What you will do:
Reproduce every record below exactly as written, leaving out any pictures.

[Start of Data shown]

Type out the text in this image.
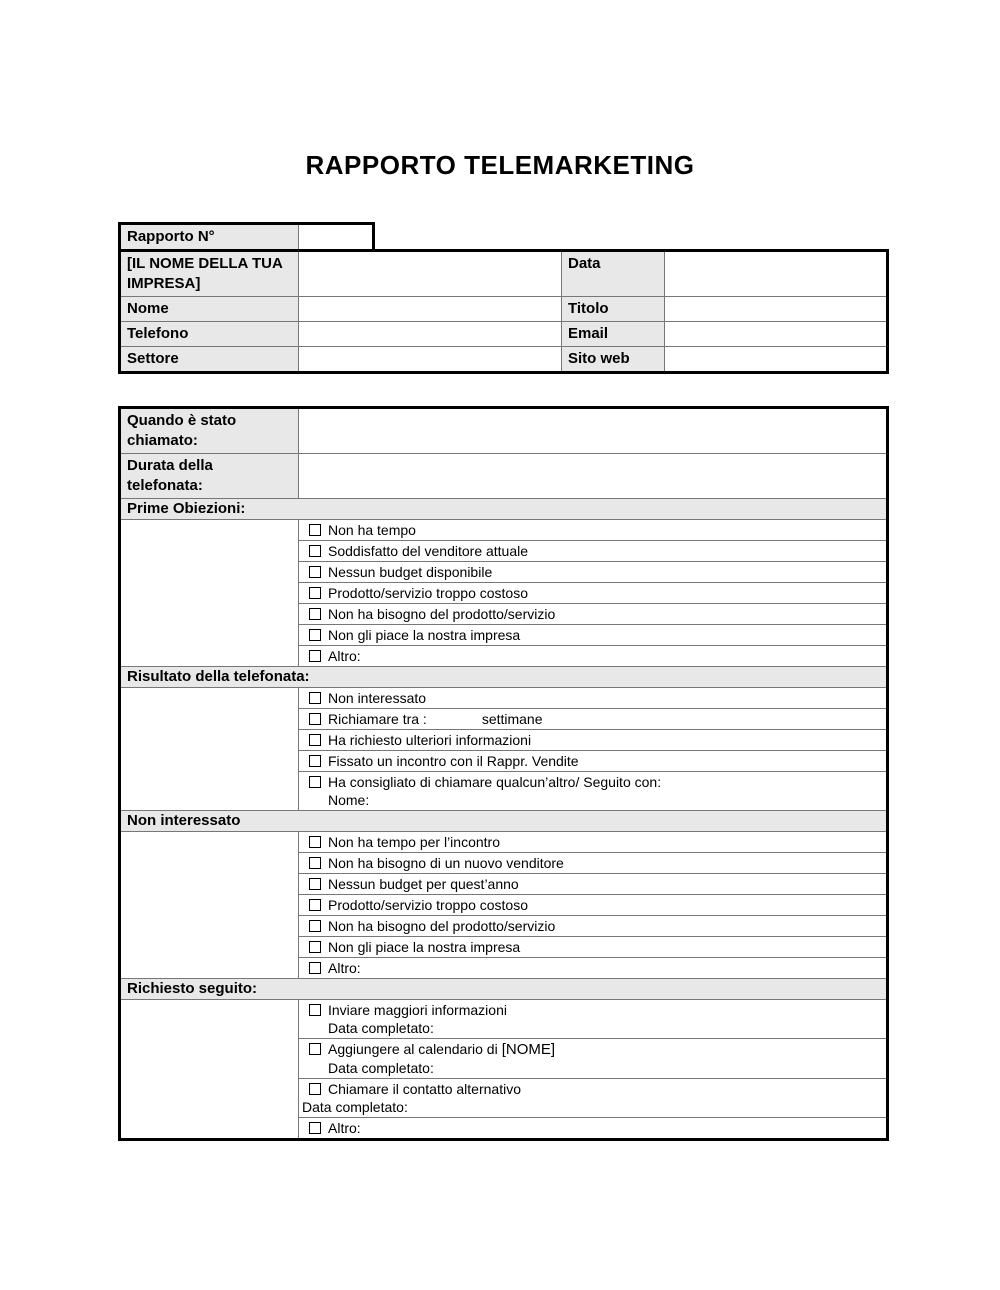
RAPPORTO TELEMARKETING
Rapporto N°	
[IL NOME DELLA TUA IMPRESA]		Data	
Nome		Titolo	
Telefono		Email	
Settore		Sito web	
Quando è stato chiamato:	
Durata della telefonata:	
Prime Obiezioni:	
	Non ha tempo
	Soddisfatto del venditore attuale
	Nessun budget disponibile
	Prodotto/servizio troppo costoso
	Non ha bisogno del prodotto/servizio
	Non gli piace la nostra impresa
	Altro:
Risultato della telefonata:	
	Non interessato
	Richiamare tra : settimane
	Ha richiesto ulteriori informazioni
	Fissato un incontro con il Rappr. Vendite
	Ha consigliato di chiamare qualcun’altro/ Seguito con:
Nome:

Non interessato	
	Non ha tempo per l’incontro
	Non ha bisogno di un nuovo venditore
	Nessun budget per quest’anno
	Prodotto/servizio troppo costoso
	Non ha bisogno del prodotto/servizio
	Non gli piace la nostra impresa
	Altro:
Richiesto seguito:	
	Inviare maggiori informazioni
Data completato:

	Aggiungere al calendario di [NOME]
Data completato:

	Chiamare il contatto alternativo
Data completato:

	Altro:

[End of Data shown]

Answer:
Type out the text in this image.
RAPPORTO TELEMARKETING
Rapporto N°	
[IL NOME DELLA TUA IMPRESA]		Data	
Nome		Titolo	
Telefono		Email	
Settore		Sito web	
Quando è stato chiamato:	
Durata della telefonata:	
Prime Obiezioni:	
	Non ha tempo
	Soddisfatto del venditore attuale
	Nessun budget disponibile
	Prodotto/servizio troppo costoso
	Non ha bisogno del prodotto/servizio
	Non gli piace la nostra impresa
	Altro:
Risultato della telefonata:	
	Non interessato
	Richiamare tra : settimane
	Ha richiesto ulteriori informazioni
	Fissato un incontro con il Rappr. Vendite
	Ha consigliato di chiamare qualcun’altro/ Seguito con:
Nome:

Non interessato	
	Non ha tempo per l’incontro
	Non ha bisogno di un nuovo venditore
	Nessun budget per quest’anno
	Prodotto/servizio troppo costoso
	Non ha bisogno del prodotto/servizio
	Non gli piace la nostra impresa
	Altro:
Richiesto seguito:	
	Inviare maggiori informazioni
Data completato:

	Aggiungere al calendario di [NOME]
Data completato:

	Chiamare il contatto alternativo
Data completato:

	Altro:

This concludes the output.